#### Records provided ####
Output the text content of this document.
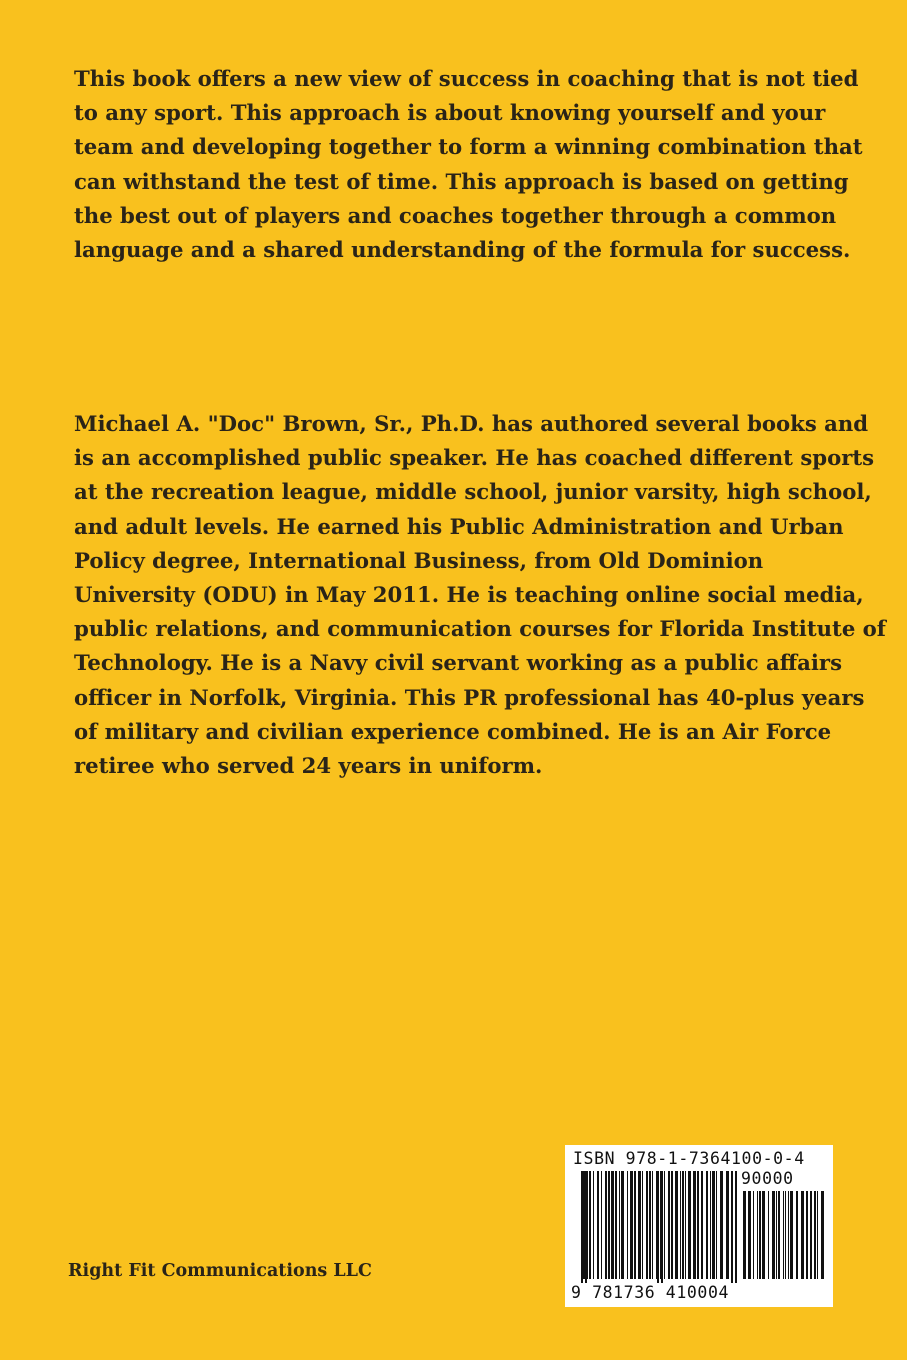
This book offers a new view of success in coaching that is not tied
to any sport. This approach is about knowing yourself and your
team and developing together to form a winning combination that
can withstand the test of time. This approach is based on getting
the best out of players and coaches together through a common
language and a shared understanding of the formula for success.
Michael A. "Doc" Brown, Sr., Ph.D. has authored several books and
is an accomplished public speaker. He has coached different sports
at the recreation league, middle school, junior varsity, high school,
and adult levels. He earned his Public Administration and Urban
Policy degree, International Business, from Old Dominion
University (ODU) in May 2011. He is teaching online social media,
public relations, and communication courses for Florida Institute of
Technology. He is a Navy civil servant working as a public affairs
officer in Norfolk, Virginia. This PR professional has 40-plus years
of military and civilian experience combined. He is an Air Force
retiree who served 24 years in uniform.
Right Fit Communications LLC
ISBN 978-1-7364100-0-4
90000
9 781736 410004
####
#### Records provided ####
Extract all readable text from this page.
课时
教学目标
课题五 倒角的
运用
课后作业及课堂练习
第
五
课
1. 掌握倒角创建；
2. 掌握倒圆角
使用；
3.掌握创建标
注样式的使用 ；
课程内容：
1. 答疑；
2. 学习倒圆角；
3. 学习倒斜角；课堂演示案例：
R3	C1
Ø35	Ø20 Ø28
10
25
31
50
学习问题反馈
####
◆ **Short problem**: Check every line of the entries above for the word "approach" and report how many lines contain it, giving the number only.

◆ **Exercise output**: 2